____ TASK MATERIAL
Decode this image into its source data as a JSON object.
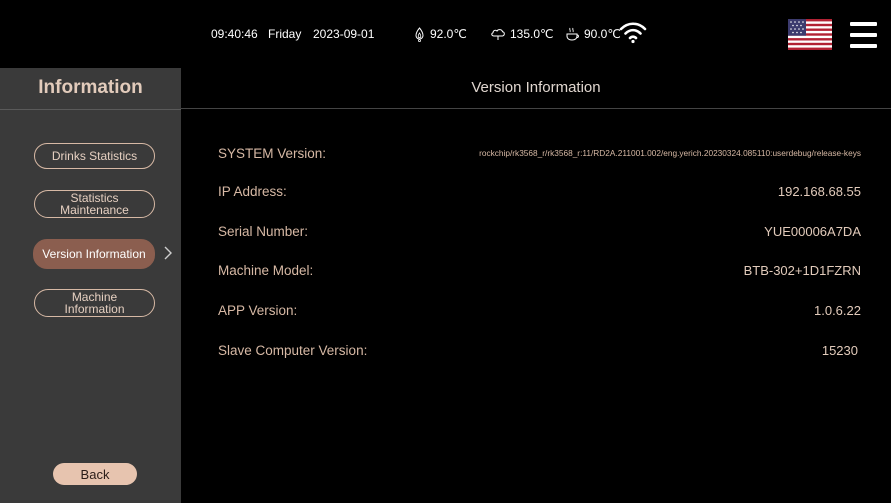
{
  "status_bar": {
    "time": "09:40:46",
    "day": "Friday",
    "date": "2023-09-01",
    "temps": [
      "92.0℃",
      "135.0℃",
      "90.0℃"
    ],
    "icons": [
      "boiler-icon",
      "steam-icon",
      "cup-icon",
      "wifi-icon",
      "us-flag-icon",
      "hamburger-menu-icon"
    ]
  },
  "sidebar": {
    "title": "Information",
    "items": [
      {
        "label": "Drinks Statistics",
        "active": false
      },
      {
        "label_line1": "Statistics",
        "label_line2": "Maintenance",
        "active": false
      },
      {
        "label": "Version Information",
        "active": true
      },
      {
        "label_line1": "Machine",
        "label_line2": "Information",
        "active": false
      }
    ],
    "back_label": "Back"
  },
  "main": {
    "title": "Version Information",
    "rows": [
      {
        "label": "SYSTEM Version:",
        "value": "rockchip/rk3568_r/rk3568_r:11/RD2A.211001.002/eng.yerich.20230324.085110:userdebug/release-keys"
      },
      {
        "label": "IP Address:",
        "value": "192.168.68.55"
      },
      {
        "label": "Serial Number:",
        "value": "YUE00006A7DA"
      },
      {
        "label": "Machine Model:",
        "value": "BTB-302+1D1FZRN"
      },
      {
        "label": "APP Version:",
        "value": "1.0.6.22"
      },
      {
        "label": "Slave Computer Version:",
        "value": "15230"
      }
    ]
  },
  "colors": {
    "accent": "#d7b9a5",
    "active_button": "#8b5e4f",
    "back_button": "#e7c4af",
    "sidebar_bg": "#3a3a3a",
    "background": "#000000"
  }
}
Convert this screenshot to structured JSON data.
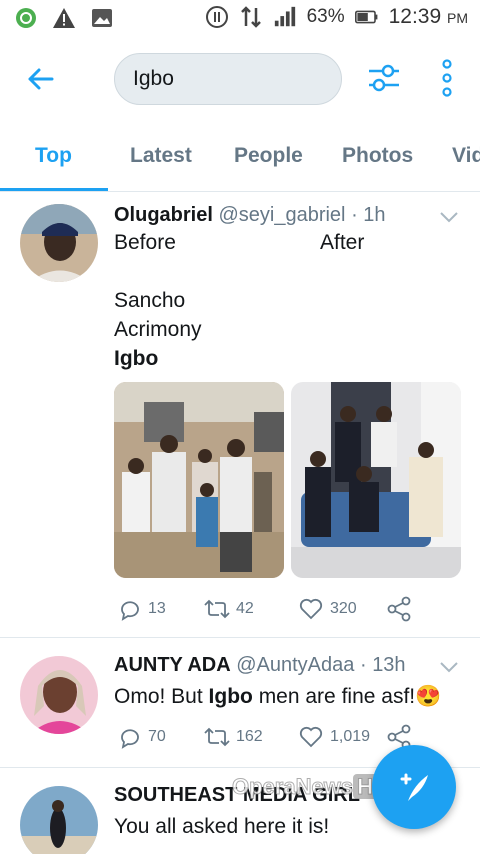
{
  "status_bar": {
    "battery": "63%",
    "time": "12:39",
    "ampm": "PM"
  },
  "header": {
    "search_value": "Igbo"
  },
  "tabs": [
    {
      "label": "Top",
      "active": true
    },
    {
      "label": "Latest",
      "active": false
    },
    {
      "label": "People",
      "active": false
    },
    {
      "label": "Photos",
      "active": false
    },
    {
      "label": "Vid",
      "active": false
    }
  ],
  "tweets": [
    {
      "name": "Olugabriel",
      "handle": "@seyi_gabriel",
      "dot": "·",
      "time": "1h",
      "lines": {
        "l1a": "Before",
        "l1b": "After",
        "l2": "Sancho",
        "l3": "Acrimony",
        "l4": "Igbo"
      },
      "replies": "13",
      "retweets": "42",
      "likes": "320"
    },
    {
      "name": "AUNTY ADA",
      "handle": "@AuntyAdaa",
      "dot": "·",
      "time": "13h",
      "text_pre": "Omo! But ",
      "text_bold": "Igbo",
      "text_post": " men are fine asf!😍",
      "replies": "70",
      "retweets": "162",
      "likes": "1,019"
    },
    {
      "name": "SOUTHEAST MEDIA GIRL",
      "text": "You all asked here it is!"
    }
  ],
  "watermark": {
    "text": "OperaNews",
    "hub": "Hub"
  },
  "colors": {
    "accent": "#1da1f2",
    "muted": "#657786",
    "divider": "#e1e8ed"
  }
}
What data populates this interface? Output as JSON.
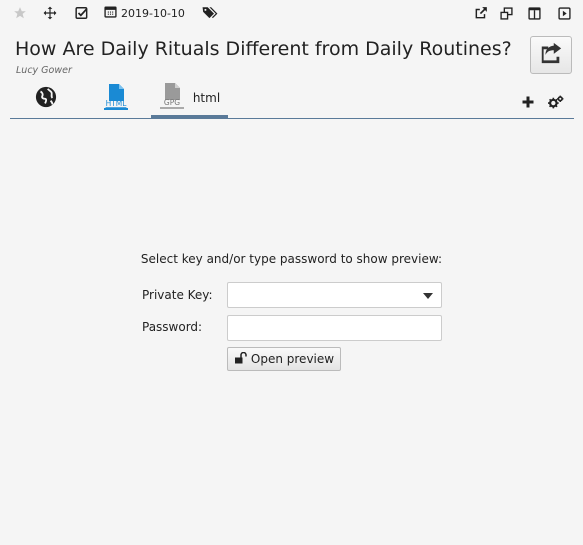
{
  "toolbar": {
    "date": "2019-10-10",
    "icons": [
      "star-icon",
      "move-icon",
      "checkbox-icon",
      "calendar-icon",
      "tags-icon",
      "external-link-icon",
      "restore-window-icon",
      "split-view-icon",
      "play-icon"
    ]
  },
  "article": {
    "title": "How Are Daily Rituals Different from Daily Routines?",
    "author": "Lucy Gower"
  },
  "tabs": [
    {
      "icon": "globe-icon",
      "label": ""
    },
    {
      "icon": "html-file-icon",
      "label": "",
      "icon_text": "HTML"
    },
    {
      "icon": "gpg-file-icon",
      "label": "html",
      "icon_text": "GPG",
      "active": true
    }
  ],
  "preview": {
    "prompt": "Select key and/or type password to show preview:",
    "private_key_label": "Private Key:",
    "private_key_value": "",
    "password_label": "Password:",
    "password_value": "",
    "open_button_label": "Open preview"
  },
  "colors": {
    "accent": "#5a7a99",
    "html_icon_blue": "#1a8ad4",
    "gpg_icon_gray": "#9a9a9a",
    "background": "#f5f5f5"
  }
}
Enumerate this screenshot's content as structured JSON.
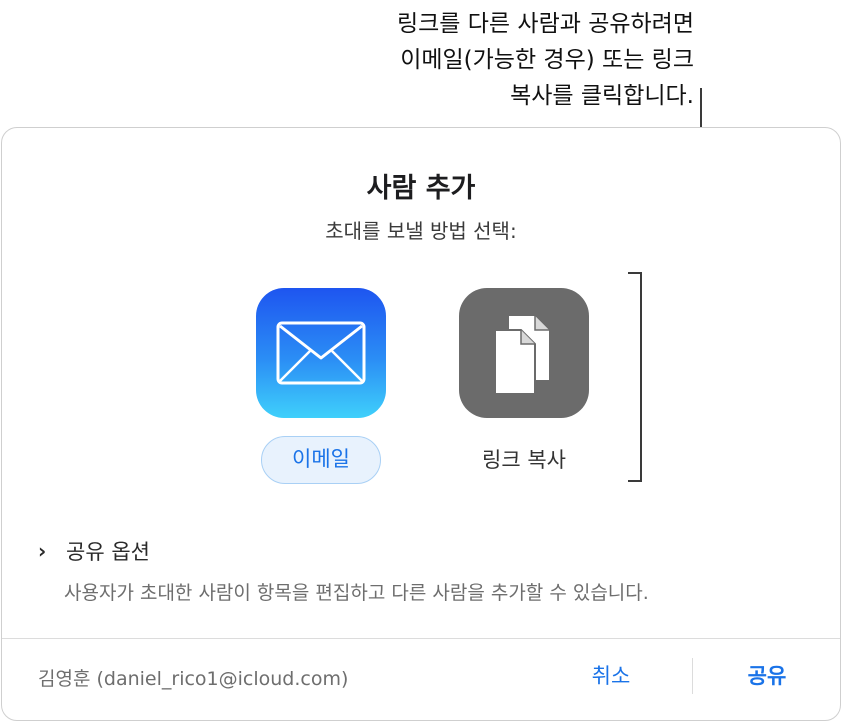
{
  "callout": {
    "lines": [
      "링크를 다른 사람과 공유하려면",
      "이메일(가능한 경우) 또는 링크",
      "복사를 클릭합니다."
    ]
  },
  "dialog": {
    "title": "사람 추가",
    "subtitle": "초대를 보낼 방법 선택:",
    "options": {
      "email": {
        "icon": "mail-envelope-icon",
        "label": "이메일",
        "accent": "#1a73e8"
      },
      "copy_link": {
        "icon": "copy-documents-icon",
        "label": "링크 복사"
      }
    },
    "share_options": {
      "toggle_label": "공유 옵션",
      "description": "사용자가 초대한 사람이 항목을 편집하고 다른 사람을 추가할 수 있습니다."
    },
    "footer": {
      "user": "김영훈 (daniel_rico1@icloud.com)",
      "cancel_label": "취소",
      "share_label": "공유"
    }
  }
}
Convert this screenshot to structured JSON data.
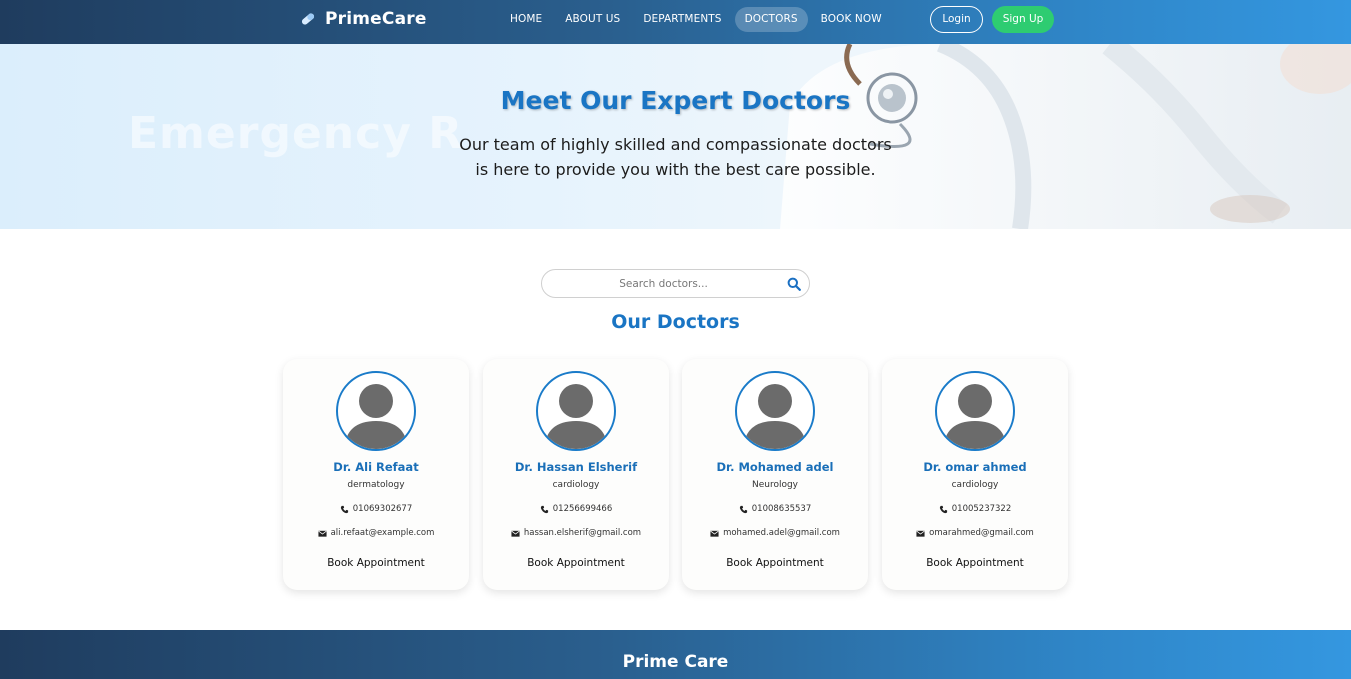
{
  "nav": {
    "brand": "PrimeCare",
    "links": [
      "HOME",
      "ABOUT US",
      "DEPARTMENTS",
      "DOCTORS",
      "BOOK NOW"
    ],
    "active": "DOCTORS",
    "login": "Login",
    "signup": "Sign Up"
  },
  "hero": {
    "title": "Meet Our Expert Doctors",
    "subtitle_line1": "Our team of highly skilled and compassionate doctors",
    "subtitle_line2": "is here to provide you with the best care possible.",
    "background_text": "Emergency R"
  },
  "search": {
    "placeholder": "Search doctors..."
  },
  "section": {
    "title": "Our Doctors"
  },
  "doctors": [
    {
      "name": "Dr. Ali Refaat",
      "department": "dermatology",
      "phone": "01069302677",
      "email": "ali.refaat@example.com",
      "action": "Book Appointment"
    },
    {
      "name": "Dr. Hassan Elsherif",
      "department": "cardiology",
      "phone": "01256699466",
      "email": "hassan.elsherif@gmail.com",
      "action": "Book Appointment"
    },
    {
      "name": "Dr. Mohamed adel",
      "department": "Neurology",
      "phone": "01008635537",
      "email": "mohamed.adel@gmail.com",
      "action": "Book Appointment"
    },
    {
      "name": "Dr. omar ahmed",
      "department": "cardiology",
      "phone": "01005237322",
      "email": "omarahmed@gmail.com",
      "action": "Book Appointment"
    }
  ],
  "footer": {
    "title": "Prime Care"
  },
  "colors": {
    "accent": "#1a75c4",
    "signup": "#2ecc71",
    "nav_dark": "#1f3c5e",
    "nav_light": "#3497e0"
  },
  "icons": {
    "brand": "pill-icon",
    "search": "search-icon",
    "phone": "phone-icon",
    "email": "envelope-icon",
    "avatar": "user-silhouette-icon"
  }
}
________
→ EXERCISE DESCRIPTION: Quote all the lines above exactly as given. Do not include the pictures.

→ THE REPLY:
Decode this image into its source data as a JSON object.
{
  "status_bar": {
    "time": "09:40:46",
    "day": "Friday",
    "date": "2023-09-01",
    "temps": [
      "92.0℃",
      "135.0℃",
      "90.0℃"
    ],
    "icons": [
      "boiler-icon",
      "steam-icon",
      "cup-icon",
      "wifi-icon",
      "us-flag-icon",
      "hamburger-menu-icon"
    ]
  },
  "sidebar": {
    "title": "Information",
    "items": [
      {
        "label": "Drinks Statistics",
        "active": false
      },
      {
        "label_line1": "Statistics",
        "label_line2": "Maintenance",
        "active": false
      },
      {
        "label": "Version Information",
        "active": true
      },
      {
        "label_line1": "Machine",
        "label_line2": "Information",
        "active": false
      }
    ],
    "back_label": "Back"
  },
  "main": {
    "title": "Version Information",
    "rows": [
      {
        "label": "SYSTEM Version:",
        "value": "rockchip/rk3568_r/rk3568_r:11/RD2A.211001.002/eng.yerich.20230324.085110:userdebug/release-keys"
      },
      {
        "label": "IP Address:",
        "value": "192.168.68.55"
      },
      {
        "label": "Serial Number:",
        "value": "YUE00006A7DA"
      },
      {
        "label": "Machine Model:",
        "value": "BTB-302+1D1FZRN"
      },
      {
        "label": "APP Version:",
        "value": "1.0.6.22"
      },
      {
        "label": "Slave Computer Version:",
        "value": "15230"
      }
    ]
  },
  "colors": {
    "accent": "#d7b9a5",
    "active_button": "#8b5e4f",
    "back_button": "#e7c4af",
    "sidebar_bg": "#3a3a3a",
    "background": "#000000"
  }
}
Convert this screenshot to structured JSON data.
{
  "status_bar": {
    "battery": "63%",
    "time": "12:39",
    "ampm": "PM"
  },
  "header": {
    "search_value": "Igbo"
  },
  "tabs": [
    {
      "label": "Top",
      "active": true
    },
    {
      "label": "Latest",
      "active": false
    },
    {
      "label": "People",
      "active": false
    },
    {
      "label": "Photos",
      "active": false
    },
    {
      "label": "Vid",
      "active": false
    }
  ],
  "tweets": [
    {
      "name": "Olugabriel",
      "handle": "@seyi_gabriel",
      "dot": "·",
      "time": "1h",
      "lines": {
        "l1a": "Before",
        "l1b": "After",
        "l2": "Sancho",
        "l3": "Acrimony",
        "l4": "Igbo"
      },
      "replies": "13",
      "retweets": "42",
      "likes": "320"
    },
    {
      "name": "AUNTY ADA",
      "handle": "@AuntyAdaa",
      "dot": "·",
      "time": "13h",
      "text_pre": "Omo! But ",
      "text_bold": "Igbo",
      "text_post": " men are fine asf!😍",
      "replies": "70",
      "retweets": "162",
      "likes": "1,019"
    },
    {
      "name": "SOUTHEAST MEDIA GIRL",
      "text": "You all asked here it is!"
    }
  ],
  "watermark": {
    "text": "OperaNews",
    "hub": "Hub"
  },
  "colors": {
    "accent": "#1da1f2",
    "muted": "#657786",
    "divider": "#e1e8ed"
  }
}
What data populates this interface? Output as JSON.
{
  "toolbar": {
    "date": "2019-10-10",
    "icons": [
      "star-icon",
      "move-icon",
      "checkbox-icon",
      "calendar-icon",
      "tags-icon",
      "external-link-icon",
      "restore-window-icon",
      "split-view-icon",
      "play-icon"
    ]
  },
  "article": {
    "title": "How Are Daily Rituals Different from Daily Routines?",
    "author": "Lucy Gower"
  },
  "tabs": [
    {
      "icon": "globe-icon",
      "label": ""
    },
    {
      "icon": "html-file-icon",
      "label": "",
      "icon_text": "HTML"
    },
    {
      "icon": "gpg-file-icon",
      "label": "html",
      "icon_text": "GPG",
      "active": true
    }
  ],
  "preview": {
    "prompt": "Select key and/or type password to show preview:",
    "private_key_label": "Private Key:",
    "private_key_value": "",
    "password_label": "Password:",
    "password_value": "",
    "open_button_label": "Open preview"
  },
  "colors": {
    "accent": "#5a7a99",
    "html_icon_blue": "#1a8ad4",
    "gpg_icon_gray": "#9a9a9a",
    "background": "#f5f5f5"
  }
}
Enumerate this screenshot's content as structured JSON.
{
  "callout": {
    "lines": [
      "링크를 다른 사람과 공유하려면",
      "이메일(가능한 경우) 또는 링크",
      "복사를 클릭합니다."
    ]
  },
  "dialog": {
    "title": "사람 추가",
    "subtitle": "초대를 보낼 방법 선택:",
    "options": {
      "email": {
        "icon": "mail-envelope-icon",
        "label": "이메일",
        "accent": "#1a73e8"
      },
      "copy_link": {
        "icon": "copy-documents-icon",
        "label": "링크 복사"
      }
    },
    "share_options": {
      "toggle_label": "공유 옵션",
      "description": "사용자가 초대한 사람이 항목을 편집하고 다른 사람을 추가할 수 있습니다."
    },
    "footer": {
      "user": "김영훈 (daniel_rico1@icloud.com)",
      "cancel_label": "취소",
      "share_label": "공유"
    }
  }
}
Convert this screenshot to structured JSON data.
{
  "nav": {
    "brand": "PrimeCare",
    "links": [
      "HOME",
      "ABOUT US",
      "DEPARTMENTS",
      "DOCTORS",
      "BOOK NOW"
    ],
    "active": "DOCTORS",
    "login": "Login",
    "signup": "Sign Up"
  },
  "hero": {
    "title": "Meet Our Expert Doctors",
    "subtitle_line1": "Our team of highly skilled and compassionate doctors",
    "subtitle_line2": "is here to provide you with the best care possible.",
    "background_text": "Emergency R"
  },
  "search": {
    "placeholder": "Search doctors..."
  },
  "section": {
    "title": "Our Doctors"
  },
  "doctors": [
    {
      "name": "Dr. Ali Refaat",
      "department": "dermatology",
      "phone": "01069302677",
      "email": "ali.refaat@example.com",
      "action": "Book Appointment"
    },
    {
      "name": "Dr. Hassan Elsherif",
      "department": "cardiology",
      "phone": "01256699466",
      "email": "hassan.elsherif@gmail.com",
      "action": "Book Appointment"
    },
    {
      "name": "Dr. Mohamed adel",
      "department": "Neurology",
      "phone": "01008635537",
      "email": "mohamed.adel@gmail.com",
      "action": "Book Appointment"
    },
    {
      "name": "Dr. omar ahmed",
      "department": "cardiology",
      "phone": "01005237322",
      "email": "omarahmed@gmail.com",
      "action": "Book Appointment"
    }
  ],
  "footer": {
    "title": "Prime Care"
  },
  "colors": {
    "accent": "#1a75c4",
    "signup": "#2ecc71",
    "nav_dark": "#1f3c5e",
    "nav_light": "#3497e0"
  },
  "icons": {
    "brand": "pill-icon",
    "search": "search-icon",
    "phone": "phone-icon",
    "email": "envelope-icon",
    "avatar": "user-silhouette-icon"
  }
}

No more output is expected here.